> [EXERCISE DESCRIPTION] Retype every line of each of the entries below without any change.

[Entries from a dataset]
* * *

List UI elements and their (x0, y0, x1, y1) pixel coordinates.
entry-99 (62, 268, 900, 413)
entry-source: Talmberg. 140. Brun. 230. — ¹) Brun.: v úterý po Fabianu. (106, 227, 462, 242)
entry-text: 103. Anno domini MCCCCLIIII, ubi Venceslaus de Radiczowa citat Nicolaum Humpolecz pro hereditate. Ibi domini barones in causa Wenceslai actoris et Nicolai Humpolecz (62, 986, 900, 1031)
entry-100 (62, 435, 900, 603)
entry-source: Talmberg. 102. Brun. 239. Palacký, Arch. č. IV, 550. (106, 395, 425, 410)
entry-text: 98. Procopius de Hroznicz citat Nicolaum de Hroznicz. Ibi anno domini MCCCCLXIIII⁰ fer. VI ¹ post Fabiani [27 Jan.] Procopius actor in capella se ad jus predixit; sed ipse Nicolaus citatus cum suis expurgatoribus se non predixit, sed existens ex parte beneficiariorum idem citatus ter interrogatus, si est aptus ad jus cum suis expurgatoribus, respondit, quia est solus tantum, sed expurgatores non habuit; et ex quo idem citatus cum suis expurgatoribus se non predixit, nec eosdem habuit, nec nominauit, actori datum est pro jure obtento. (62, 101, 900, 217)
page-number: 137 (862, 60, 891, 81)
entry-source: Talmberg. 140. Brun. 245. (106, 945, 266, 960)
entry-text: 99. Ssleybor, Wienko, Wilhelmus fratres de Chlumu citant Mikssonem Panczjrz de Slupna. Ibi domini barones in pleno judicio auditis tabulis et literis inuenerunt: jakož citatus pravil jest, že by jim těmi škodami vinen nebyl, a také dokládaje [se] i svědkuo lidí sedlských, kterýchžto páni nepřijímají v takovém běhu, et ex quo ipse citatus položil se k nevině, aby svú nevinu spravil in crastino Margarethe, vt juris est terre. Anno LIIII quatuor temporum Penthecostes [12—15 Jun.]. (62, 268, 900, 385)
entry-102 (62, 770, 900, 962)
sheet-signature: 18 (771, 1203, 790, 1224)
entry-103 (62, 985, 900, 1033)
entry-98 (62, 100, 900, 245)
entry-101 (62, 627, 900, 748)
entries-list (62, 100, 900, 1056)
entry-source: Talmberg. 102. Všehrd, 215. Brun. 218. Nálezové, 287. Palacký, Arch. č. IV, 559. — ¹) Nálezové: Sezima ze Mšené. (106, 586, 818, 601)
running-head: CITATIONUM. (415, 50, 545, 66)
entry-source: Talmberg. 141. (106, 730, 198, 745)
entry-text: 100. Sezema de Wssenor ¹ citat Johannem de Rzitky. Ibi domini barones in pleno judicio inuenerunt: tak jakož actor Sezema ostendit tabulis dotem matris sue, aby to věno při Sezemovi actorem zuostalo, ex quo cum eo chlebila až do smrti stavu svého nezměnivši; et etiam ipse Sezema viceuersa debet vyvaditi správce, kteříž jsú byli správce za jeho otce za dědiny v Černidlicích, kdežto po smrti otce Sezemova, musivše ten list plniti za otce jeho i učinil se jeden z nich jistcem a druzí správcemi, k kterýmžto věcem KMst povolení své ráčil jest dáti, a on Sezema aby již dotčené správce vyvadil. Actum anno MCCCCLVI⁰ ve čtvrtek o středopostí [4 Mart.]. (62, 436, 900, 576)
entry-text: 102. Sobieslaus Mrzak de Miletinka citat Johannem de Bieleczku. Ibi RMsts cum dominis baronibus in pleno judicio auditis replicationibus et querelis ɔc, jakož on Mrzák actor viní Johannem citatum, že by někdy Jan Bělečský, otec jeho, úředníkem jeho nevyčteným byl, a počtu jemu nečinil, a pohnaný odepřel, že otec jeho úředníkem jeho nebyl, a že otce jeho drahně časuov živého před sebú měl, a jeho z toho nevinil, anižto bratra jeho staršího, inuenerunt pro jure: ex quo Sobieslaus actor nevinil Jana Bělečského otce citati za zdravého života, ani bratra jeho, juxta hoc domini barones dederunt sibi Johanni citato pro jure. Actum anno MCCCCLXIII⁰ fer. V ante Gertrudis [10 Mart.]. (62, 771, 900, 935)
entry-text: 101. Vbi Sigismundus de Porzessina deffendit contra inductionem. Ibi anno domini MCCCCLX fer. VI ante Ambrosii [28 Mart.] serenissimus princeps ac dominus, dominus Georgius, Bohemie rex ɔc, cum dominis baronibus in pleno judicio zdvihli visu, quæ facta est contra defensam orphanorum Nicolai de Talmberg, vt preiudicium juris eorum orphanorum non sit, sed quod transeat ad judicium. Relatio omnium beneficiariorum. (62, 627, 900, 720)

* * *

> [SOLUTION TO THE PROBLEM]
List UI elements and their (x0, y0, x1, y1) pixel coordinates.
entry-99 (62, 268, 900, 413)
entry-source: Talmberg. 140. Brun. 230. — ¹) Brun.: v úterý po Fabianu. (106, 227, 462, 242)
entry-text: 103. Anno domini MCCCCLIIII, ubi Venceslaus de Radiczowa citat Nicolaum Humpolecz pro hereditate. Ibi domini barones in causa Wenceslai actoris et Nicolai Humpolecz (62, 986, 900, 1031)
entry-100 (62, 435, 900, 603)
entry-source: Talmberg. 102. Brun. 239. Palacký, Arch. č. IV, 550. (106, 395, 425, 410)
entry-text: 98. Procopius de Hroznicz citat Nicolaum de Hroznicz. Ibi anno domini MCCCCLXIIII⁰ fer. VI ¹ post Fabiani [27 Jan.] Procopius actor in capella se ad jus predixit; sed ipse Nicolaus citatus cum suis expurgatoribus se non predixit, sed existens ex parte beneficiariorum idem citatus ter interrogatus, si est aptus ad jus cum suis expurgatoribus, respondit, quia est solus tantum, sed expurgatores non habuit; et ex quo idem citatus cum suis expurgatoribus se non predixit, nec eosdem habuit, nec nominauit, actori datum est pro jure obtento. (62, 101, 900, 217)
page-number: 137 (862, 60, 891, 81)
entry-source: Talmberg. 140. Brun. 245. (106, 945, 266, 960)
entry-text: 99. Ssleybor, Wienko, Wilhelmus fratres de Chlumu citant Mikssonem Panczjrz de Slupna. Ibi domini barones in pleno judicio auditis tabulis et literis inuenerunt: jakož citatus pravil jest, že by jim těmi škodami vinen nebyl, a také dokládaje [se] i svědkuo lidí sedlských, kterýchžto páni nepřijímají v takovém běhu, et ex quo ipse citatus položil se k nevině, aby svú nevinu spravil in crastino Margarethe, vt juris est terre. Anno LIIII quatuor temporum Penthecostes [12—15 Jun.]. (62, 268, 900, 385)
entry-102 (62, 770, 900, 962)
sheet-signature: 18 (771, 1203, 790, 1224)
entry-103 (62, 985, 900, 1033)
entry-98 (62, 100, 900, 245)
entry-101 (62, 627, 900, 748)
entries-list (62, 100, 900, 1056)
entry-source: Talmberg. 102. Všehrd, 215. Brun. 218. Nálezové, 287. Palacký, Arch. č. IV, 559. — ¹) Nálezové: Sezima ze Mšené. (106, 586, 818, 601)
running-head: CITATIONUM. (415, 50, 545, 66)
entry-source: Talmberg. 141. (106, 730, 198, 745)
entry-text: 100. Sezema de Wssenor ¹ citat Johannem de Rzitky. Ibi domini barones in pleno judicio inuenerunt: tak jakož actor Sezema ostendit tabulis dotem matris sue, aby to věno při Sezemovi actorem zuostalo, ex quo cum eo chlebila až do smrti stavu svého nezměnivši; et etiam ipse Sezema viceuersa debet vyvaditi správce, kteříž jsú byli správce za jeho otce za dědiny v Černidlicích, kdežto po smrti otce Sezemova, musivše ten list plniti za otce jeho i učinil se jeden z nich jistcem a druzí správcemi, k kterýmžto věcem KMst povolení své ráčil jest dáti, a on Sezema aby již dotčené správce vyvadil. Actum anno MCCCCLVI⁰ ve čtvrtek o středopostí [4 Mart.]. (62, 436, 900, 576)
entry-text: 102. Sobieslaus Mrzak de Miletinka citat Johannem de Bieleczku. Ibi RMsts cum dominis baronibus in pleno judicio auditis replicationibus et querelis ɔc, jakož on Mrzák actor viní Johannem citatum, že by někdy Jan Bělečský, otec jeho, úředníkem jeho nevyčteným byl, a počtu jemu nečinil, a pohnaný odepřel, že otec jeho úředníkem jeho nebyl, a že otce jeho drahně časuov živého před sebú měl, a jeho z toho nevinil, anižto bratra jeho staršího, inuenerunt pro jure: ex quo Sobieslaus actor nevinil Jana Bělečského otce citati za zdravého života, ani bratra jeho, juxta hoc domini barones dederunt sibi Johanni citato pro jure. Actum anno MCCCCLXIII⁰ fer. V ante Gertrudis [10 Mart.]. (62, 771, 900, 935)
entry-text: 101. Vbi Sigismundus de Porzessina deffendit contra inductionem. Ibi anno domini MCCCCLX fer. VI ante Ambrosii [28 Mart.] serenissimus princeps ac dominus, dominus Georgius, Bohemie rex ɔc, cum dominis baronibus in pleno judicio zdvihli visu, quæ facta est contra defensam orphanorum Nicolai de Talmberg, vt preiudicium juris eorum orphanorum non sit, sed quod transeat ad judicium. Relatio omnium beneficiariorum. (62, 627, 900, 720)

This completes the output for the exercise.